- Your instructions: Show every line where "今すぐ参加する" occurs.

── Record list ──

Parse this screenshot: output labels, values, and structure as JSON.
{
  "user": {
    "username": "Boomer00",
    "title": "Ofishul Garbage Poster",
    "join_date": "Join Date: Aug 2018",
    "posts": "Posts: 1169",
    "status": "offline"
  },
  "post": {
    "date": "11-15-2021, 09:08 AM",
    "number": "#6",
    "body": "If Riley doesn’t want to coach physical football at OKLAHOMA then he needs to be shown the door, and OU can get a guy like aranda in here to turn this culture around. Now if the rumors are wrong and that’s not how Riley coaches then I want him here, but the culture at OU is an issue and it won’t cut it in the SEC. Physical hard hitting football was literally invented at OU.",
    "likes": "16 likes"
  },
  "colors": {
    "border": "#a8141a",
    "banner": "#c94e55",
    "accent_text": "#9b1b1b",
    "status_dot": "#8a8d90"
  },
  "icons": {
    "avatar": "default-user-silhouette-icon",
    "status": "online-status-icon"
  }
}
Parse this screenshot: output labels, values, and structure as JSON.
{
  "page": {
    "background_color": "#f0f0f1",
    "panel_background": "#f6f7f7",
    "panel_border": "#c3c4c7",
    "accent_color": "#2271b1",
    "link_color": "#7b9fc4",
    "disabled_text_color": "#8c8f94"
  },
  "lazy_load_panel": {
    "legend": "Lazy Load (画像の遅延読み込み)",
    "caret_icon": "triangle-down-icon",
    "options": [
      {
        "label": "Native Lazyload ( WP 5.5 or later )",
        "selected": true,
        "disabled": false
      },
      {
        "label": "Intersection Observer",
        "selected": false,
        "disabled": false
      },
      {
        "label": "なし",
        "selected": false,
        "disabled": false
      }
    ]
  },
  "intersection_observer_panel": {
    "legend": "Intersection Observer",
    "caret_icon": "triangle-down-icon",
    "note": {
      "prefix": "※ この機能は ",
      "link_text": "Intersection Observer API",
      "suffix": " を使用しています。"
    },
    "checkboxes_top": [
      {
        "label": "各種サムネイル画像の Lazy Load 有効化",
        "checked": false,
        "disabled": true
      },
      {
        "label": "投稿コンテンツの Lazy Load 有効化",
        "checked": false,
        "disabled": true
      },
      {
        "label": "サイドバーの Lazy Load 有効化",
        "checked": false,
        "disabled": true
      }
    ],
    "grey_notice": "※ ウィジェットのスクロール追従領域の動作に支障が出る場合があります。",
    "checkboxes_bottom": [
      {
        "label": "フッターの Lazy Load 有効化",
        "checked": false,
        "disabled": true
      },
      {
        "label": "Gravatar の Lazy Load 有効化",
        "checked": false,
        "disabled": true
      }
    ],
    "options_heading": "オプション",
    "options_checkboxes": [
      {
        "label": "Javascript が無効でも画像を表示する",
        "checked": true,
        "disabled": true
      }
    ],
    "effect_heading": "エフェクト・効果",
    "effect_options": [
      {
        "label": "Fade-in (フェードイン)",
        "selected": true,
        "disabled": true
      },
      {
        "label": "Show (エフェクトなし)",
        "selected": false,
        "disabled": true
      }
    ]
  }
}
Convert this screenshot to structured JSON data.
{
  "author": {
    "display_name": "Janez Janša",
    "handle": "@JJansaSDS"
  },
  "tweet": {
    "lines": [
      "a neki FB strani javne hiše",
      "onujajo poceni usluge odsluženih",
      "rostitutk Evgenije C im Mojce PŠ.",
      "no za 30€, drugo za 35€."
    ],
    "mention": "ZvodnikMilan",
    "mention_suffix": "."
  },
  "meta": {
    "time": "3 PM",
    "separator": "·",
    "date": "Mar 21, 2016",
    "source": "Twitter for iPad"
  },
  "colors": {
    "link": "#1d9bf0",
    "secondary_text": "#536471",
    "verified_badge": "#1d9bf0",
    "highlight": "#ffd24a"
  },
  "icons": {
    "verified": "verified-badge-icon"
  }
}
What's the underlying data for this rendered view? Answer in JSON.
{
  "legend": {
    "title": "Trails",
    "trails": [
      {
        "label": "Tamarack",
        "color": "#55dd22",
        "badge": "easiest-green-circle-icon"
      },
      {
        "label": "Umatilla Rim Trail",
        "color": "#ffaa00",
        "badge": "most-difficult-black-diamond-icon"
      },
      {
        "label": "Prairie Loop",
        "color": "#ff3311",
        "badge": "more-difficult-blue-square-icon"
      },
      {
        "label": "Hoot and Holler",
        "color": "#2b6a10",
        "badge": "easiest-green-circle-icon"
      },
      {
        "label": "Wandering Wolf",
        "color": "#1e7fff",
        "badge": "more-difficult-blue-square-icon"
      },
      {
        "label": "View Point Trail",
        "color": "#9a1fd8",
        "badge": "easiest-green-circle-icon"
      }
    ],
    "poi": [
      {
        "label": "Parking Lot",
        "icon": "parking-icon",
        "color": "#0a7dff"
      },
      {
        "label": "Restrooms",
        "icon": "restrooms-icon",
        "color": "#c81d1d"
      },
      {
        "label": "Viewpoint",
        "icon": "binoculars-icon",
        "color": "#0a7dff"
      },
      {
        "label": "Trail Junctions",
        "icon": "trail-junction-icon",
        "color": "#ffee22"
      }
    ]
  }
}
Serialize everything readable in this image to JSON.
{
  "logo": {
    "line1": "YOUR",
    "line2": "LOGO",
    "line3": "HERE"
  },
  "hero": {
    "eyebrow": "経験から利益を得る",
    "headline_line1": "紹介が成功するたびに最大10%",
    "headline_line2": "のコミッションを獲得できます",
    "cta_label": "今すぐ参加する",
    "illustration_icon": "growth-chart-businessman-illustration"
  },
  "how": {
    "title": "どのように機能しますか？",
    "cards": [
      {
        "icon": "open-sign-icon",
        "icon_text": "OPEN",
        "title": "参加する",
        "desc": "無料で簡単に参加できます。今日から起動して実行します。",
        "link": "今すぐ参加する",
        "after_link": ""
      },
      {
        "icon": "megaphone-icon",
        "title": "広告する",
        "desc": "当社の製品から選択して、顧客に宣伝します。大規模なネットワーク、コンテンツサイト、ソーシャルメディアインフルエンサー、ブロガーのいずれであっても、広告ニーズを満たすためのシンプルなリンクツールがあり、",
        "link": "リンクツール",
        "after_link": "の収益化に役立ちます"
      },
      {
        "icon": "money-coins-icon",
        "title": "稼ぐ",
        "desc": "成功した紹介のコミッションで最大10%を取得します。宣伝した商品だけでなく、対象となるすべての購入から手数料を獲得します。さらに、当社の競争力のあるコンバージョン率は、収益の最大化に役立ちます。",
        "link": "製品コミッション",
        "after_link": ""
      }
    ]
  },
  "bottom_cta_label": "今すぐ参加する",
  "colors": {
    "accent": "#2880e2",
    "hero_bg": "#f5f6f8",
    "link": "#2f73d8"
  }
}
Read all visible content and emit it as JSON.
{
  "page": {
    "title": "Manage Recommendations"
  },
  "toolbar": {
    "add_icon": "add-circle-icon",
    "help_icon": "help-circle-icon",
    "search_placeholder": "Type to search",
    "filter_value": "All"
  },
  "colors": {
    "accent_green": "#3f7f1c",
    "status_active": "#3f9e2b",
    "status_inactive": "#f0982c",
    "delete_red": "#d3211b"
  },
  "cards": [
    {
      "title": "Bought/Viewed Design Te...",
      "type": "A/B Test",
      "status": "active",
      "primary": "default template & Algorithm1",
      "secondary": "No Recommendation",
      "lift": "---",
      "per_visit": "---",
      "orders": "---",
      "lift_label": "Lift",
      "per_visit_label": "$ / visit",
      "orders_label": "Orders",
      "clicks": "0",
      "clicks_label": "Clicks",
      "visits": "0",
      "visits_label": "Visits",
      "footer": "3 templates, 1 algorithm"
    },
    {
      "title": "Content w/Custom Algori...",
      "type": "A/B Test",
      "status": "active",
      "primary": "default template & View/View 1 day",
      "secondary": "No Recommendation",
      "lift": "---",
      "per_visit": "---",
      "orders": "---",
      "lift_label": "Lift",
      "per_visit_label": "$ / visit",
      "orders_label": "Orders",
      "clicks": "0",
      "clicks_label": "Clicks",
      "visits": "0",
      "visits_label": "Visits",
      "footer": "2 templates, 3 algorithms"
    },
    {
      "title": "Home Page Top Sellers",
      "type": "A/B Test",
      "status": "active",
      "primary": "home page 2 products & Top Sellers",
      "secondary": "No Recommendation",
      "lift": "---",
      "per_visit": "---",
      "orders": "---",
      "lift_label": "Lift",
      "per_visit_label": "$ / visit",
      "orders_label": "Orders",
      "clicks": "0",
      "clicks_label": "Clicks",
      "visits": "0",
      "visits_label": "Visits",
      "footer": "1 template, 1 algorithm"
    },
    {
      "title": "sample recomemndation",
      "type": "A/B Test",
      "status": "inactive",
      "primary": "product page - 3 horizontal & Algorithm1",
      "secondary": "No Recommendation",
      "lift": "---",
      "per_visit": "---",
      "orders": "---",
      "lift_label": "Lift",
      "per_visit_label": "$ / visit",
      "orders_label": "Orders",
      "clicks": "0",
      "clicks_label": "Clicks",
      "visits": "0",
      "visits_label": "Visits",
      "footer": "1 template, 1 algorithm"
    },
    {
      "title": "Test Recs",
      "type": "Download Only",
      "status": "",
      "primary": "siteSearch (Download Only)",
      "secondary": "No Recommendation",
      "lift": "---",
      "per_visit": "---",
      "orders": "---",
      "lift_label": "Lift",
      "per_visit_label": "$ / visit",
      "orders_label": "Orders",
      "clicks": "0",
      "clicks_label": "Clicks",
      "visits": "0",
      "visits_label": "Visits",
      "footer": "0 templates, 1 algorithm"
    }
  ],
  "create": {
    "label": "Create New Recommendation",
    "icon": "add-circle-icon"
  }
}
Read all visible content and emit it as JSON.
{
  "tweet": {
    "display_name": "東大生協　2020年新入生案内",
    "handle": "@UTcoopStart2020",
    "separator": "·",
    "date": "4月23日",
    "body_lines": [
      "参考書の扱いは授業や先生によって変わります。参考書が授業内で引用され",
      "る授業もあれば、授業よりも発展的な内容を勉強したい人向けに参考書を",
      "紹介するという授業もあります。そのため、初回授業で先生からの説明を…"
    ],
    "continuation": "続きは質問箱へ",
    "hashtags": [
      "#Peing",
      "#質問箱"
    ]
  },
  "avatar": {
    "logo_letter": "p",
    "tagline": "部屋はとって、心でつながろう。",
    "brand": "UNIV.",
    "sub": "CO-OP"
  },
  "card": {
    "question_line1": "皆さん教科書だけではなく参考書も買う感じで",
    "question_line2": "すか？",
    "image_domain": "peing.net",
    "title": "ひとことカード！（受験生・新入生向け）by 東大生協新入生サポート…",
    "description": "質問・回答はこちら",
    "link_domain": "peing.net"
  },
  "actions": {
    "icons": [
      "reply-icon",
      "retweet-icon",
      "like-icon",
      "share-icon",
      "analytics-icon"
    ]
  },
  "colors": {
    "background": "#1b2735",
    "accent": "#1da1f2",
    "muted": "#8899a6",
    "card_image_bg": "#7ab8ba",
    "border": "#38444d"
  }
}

───

- Result:
    "cta_label": "今すぐ参加する",
        "link": "今すぐ参加する",
  "bottom_cta_label": "今すぐ参加する",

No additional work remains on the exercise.